[TASK BRIEF]
Leave out the pictures and repeat everything else in the records exactly.

[STORED DATA]
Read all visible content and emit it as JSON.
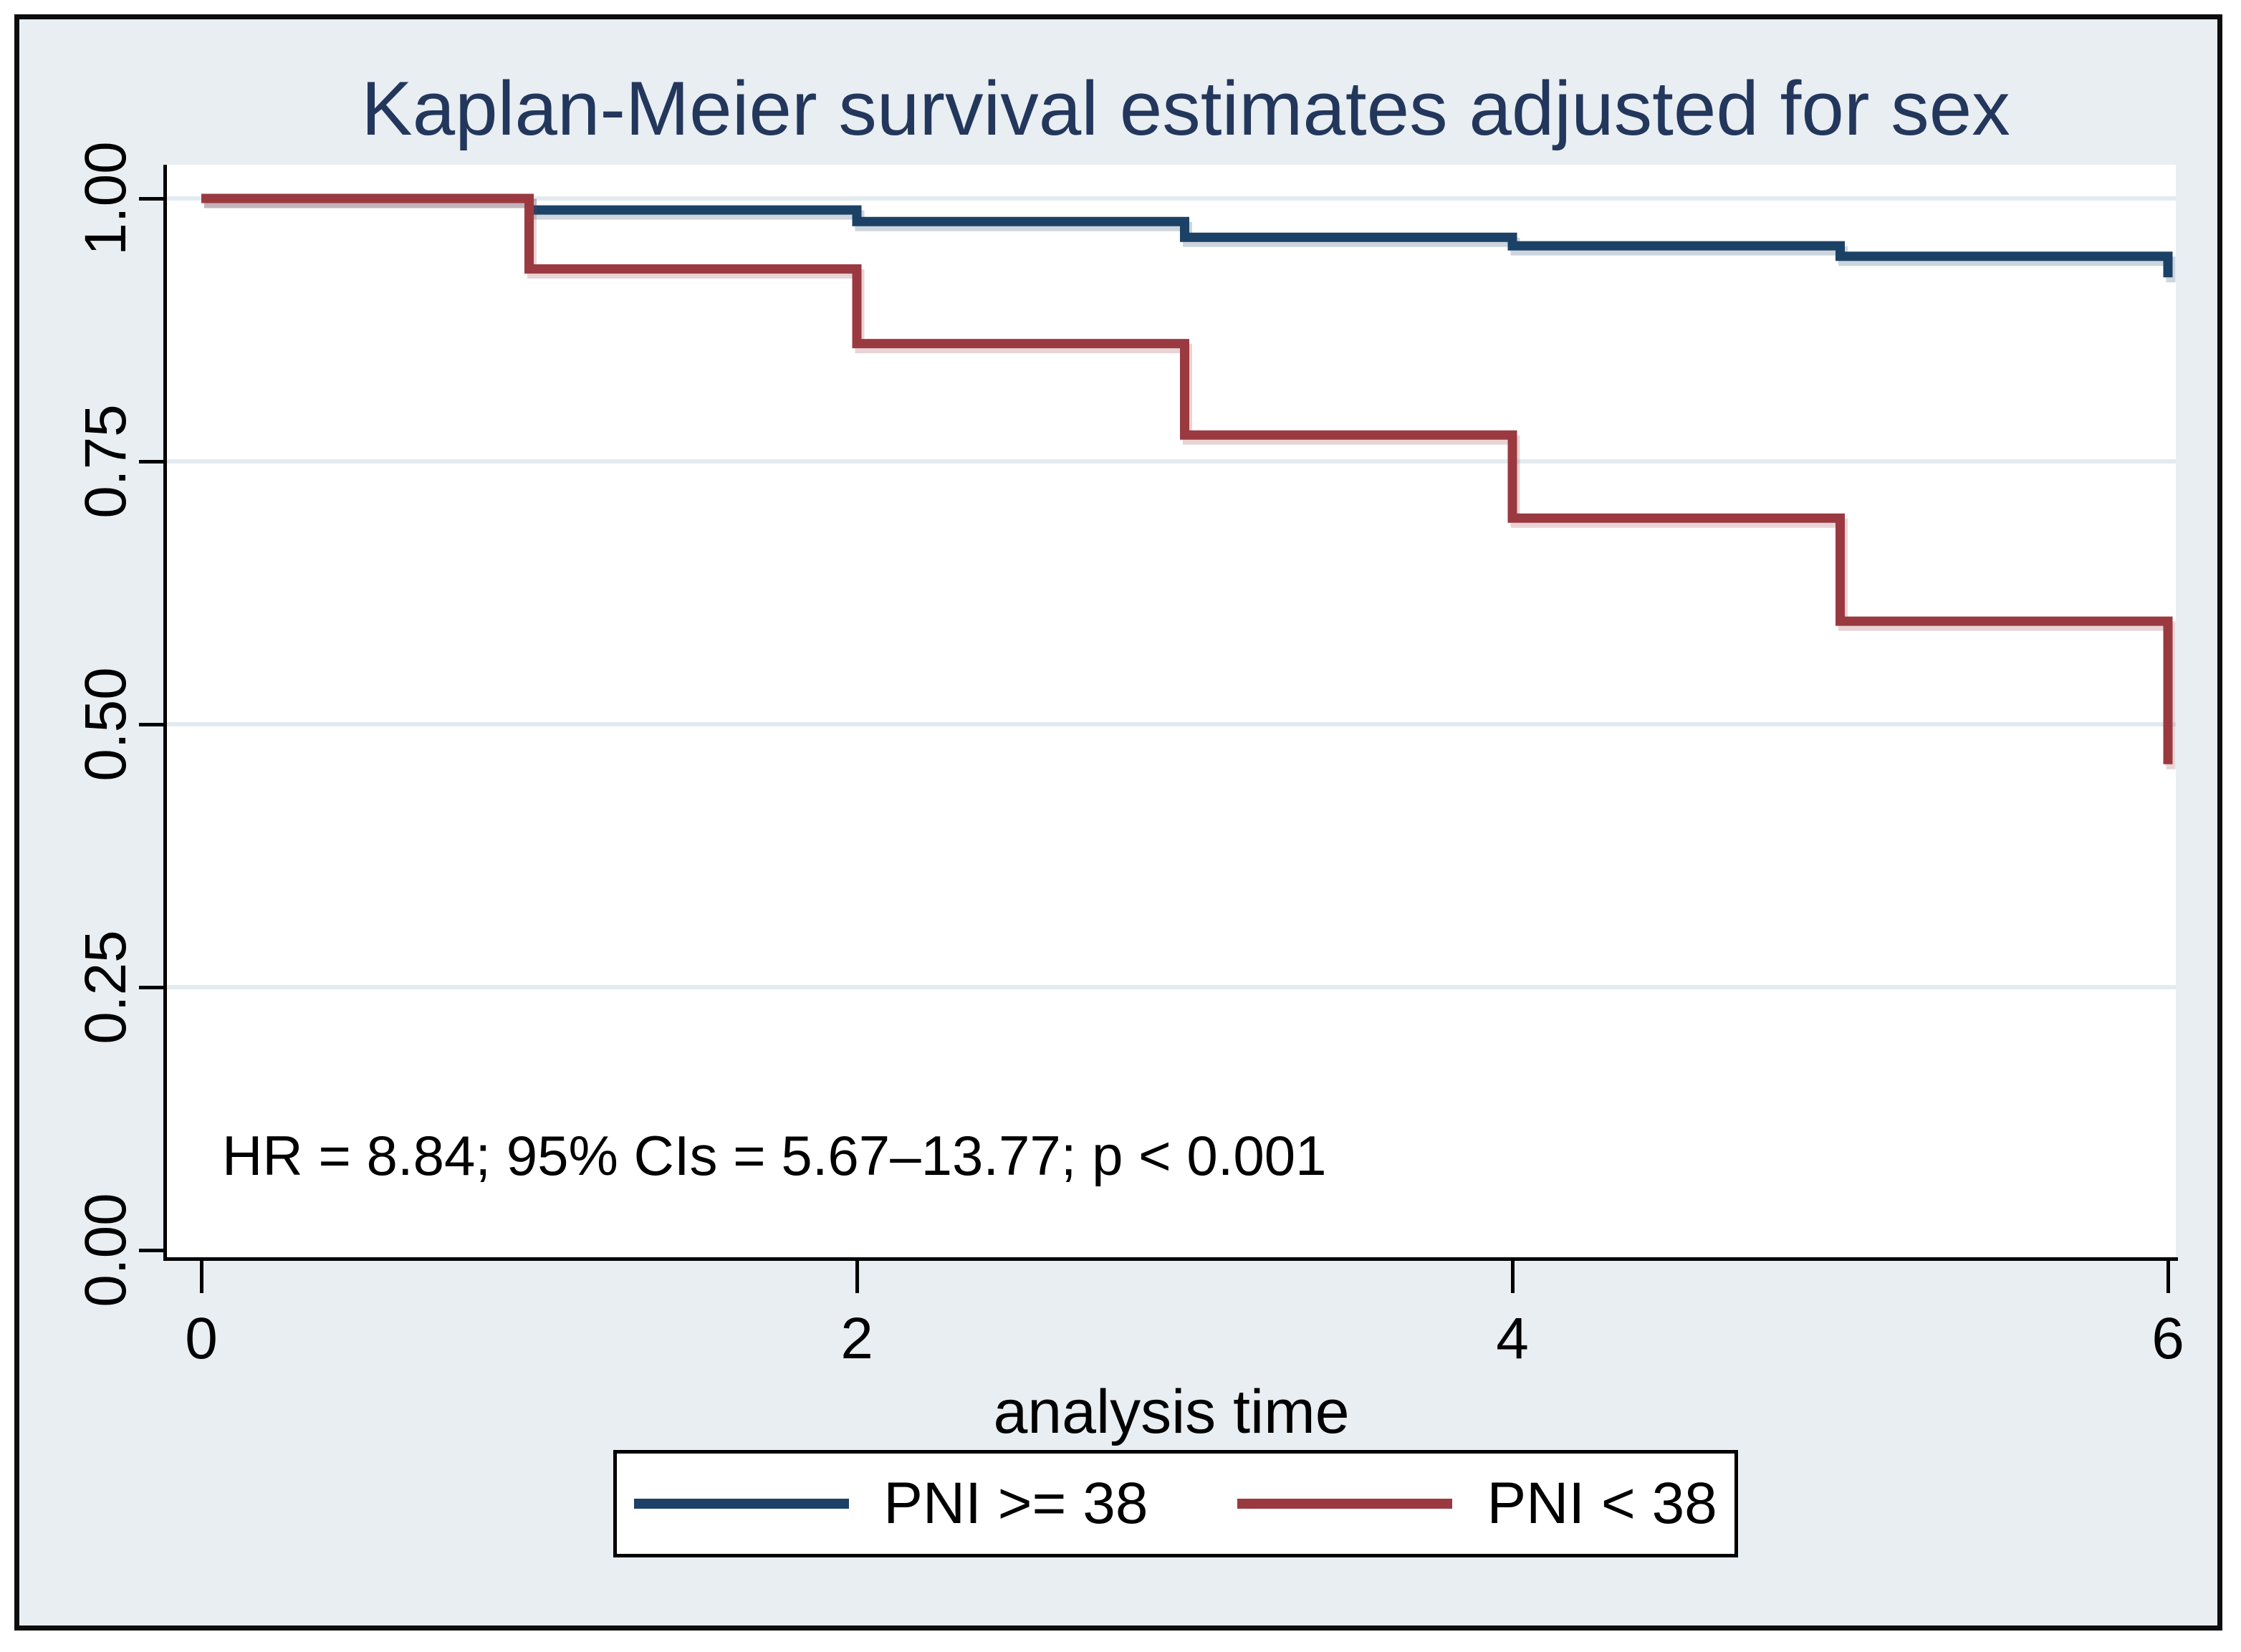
{
  "chart_data": {
    "type": "line",
    "subtype": "kaplan-meier-step",
    "title": "Kaplan-Meier survival estimates adjusted for sex",
    "xlabel": "analysis time",
    "ylabel": "",
    "xlim": [
      0,
      6
    ],
    "ylim": [
      0.0,
      1.0
    ],
    "grid": "horizontal",
    "x_ticks": [
      {
        "label": "0",
        "value": 0
      },
      {
        "label": "2",
        "value": 2
      },
      {
        "label": "4",
        "value": 4
      },
      {
        "label": "6",
        "value": 6
      }
    ],
    "y_ticks": [
      {
        "label": "1.00",
        "value": 1.0
      },
      {
        "label": "0.75",
        "value": 0.75
      },
      {
        "label": "0.50",
        "value": 0.5
      },
      {
        "label": "0.25",
        "value": 0.25
      },
      {
        "label": "0.00",
        "value": 0.0
      }
    ],
    "series": [
      {
        "name": "PNI >= 38",
        "color": "#1b4166",
        "steps": [
          [
            0,
            1.0
          ],
          [
            1,
            0.989
          ],
          [
            2,
            0.978
          ],
          [
            3,
            0.963
          ],
          [
            4,
            0.955
          ],
          [
            5,
            0.945
          ],
          [
            6,
            0.925
          ]
        ]
      },
      {
        "name": "PNI < 38",
        "color": "#9b3940",
        "steps": [
          [
            0,
            1.0
          ],
          [
            1,
            0.933
          ],
          [
            2,
            0.862
          ],
          [
            3,
            0.775
          ],
          [
            4,
            0.696
          ],
          [
            5,
            0.598
          ],
          [
            6,
            0.462
          ]
        ]
      }
    ],
    "legend": {
      "position": "bottom-center",
      "items": [
        "PNI >= 38",
        "PNI < 38"
      ]
    },
    "annotation": "HR = 8.84; 95% CIs = 5.67–13.77; p < 0.001"
  },
  "colors": {
    "figure_background": "#e8eef2",
    "plot_background": "#ffffff",
    "gridline": "#e3ebf1",
    "axis": "#000000",
    "title_text": "#23375c",
    "series_blue": "#1b4166",
    "series_red": "#9b3940"
  }
}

[COMPLETE OUTPUT]
Read all visible content and emit it as JSON.
{
  "chart_data": {
    "type": "line",
    "subtype": "kaplan-meier-step",
    "title": "Kaplan-Meier survival estimates adjusted for sex",
    "xlabel": "analysis time",
    "ylabel": "",
    "xlim": [
      0,
      6
    ],
    "ylim": [
      0.0,
      1.0
    ],
    "grid": "horizontal",
    "x_ticks": [
      {
        "label": "0",
        "value": 0
      },
      {
        "label": "2",
        "value": 2
      },
      {
        "label": "4",
        "value": 4
      },
      {
        "label": "6",
        "value": 6
      }
    ],
    "y_ticks": [
      {
        "label": "1.00",
        "value": 1.0
      },
      {
        "label": "0.75",
        "value": 0.75
      },
      {
        "label": "0.50",
        "value": 0.5
      },
      {
        "label": "0.25",
        "value": 0.25
      },
      {
        "label": "0.00",
        "value": 0.0
      }
    ],
    "series": [
      {
        "name": "PNI >= 38",
        "color": "#1b4166",
        "steps": [
          [
            0,
            1.0
          ],
          [
            1,
            0.989
          ],
          [
            2,
            0.978
          ],
          [
            3,
            0.963
          ],
          [
            4,
            0.955
          ],
          [
            5,
            0.945
          ],
          [
            6,
            0.925
          ]
        ]
      },
      {
        "name": "PNI < 38",
        "color": "#9b3940",
        "steps": [
          [
            0,
            1.0
          ],
          [
            1,
            0.933
          ],
          [
            2,
            0.862
          ],
          [
            3,
            0.775
          ],
          [
            4,
            0.696
          ],
          [
            5,
            0.598
          ],
          [
            6,
            0.462
          ]
        ]
      }
    ],
    "legend": {
      "position": "bottom-center",
      "items": [
        "PNI >= 38",
        "PNI < 38"
      ]
    },
    "annotation": "HR = 8.84; 95% CIs = 5.67–13.77; p < 0.001"
  },
  "colors": {
    "figure_background": "#e8eef2",
    "plot_background": "#ffffff",
    "gridline": "#e3ebf1",
    "axis": "#000000",
    "title_text": "#23375c",
    "series_blue": "#1b4166",
    "series_red": "#9b3940"
  }
}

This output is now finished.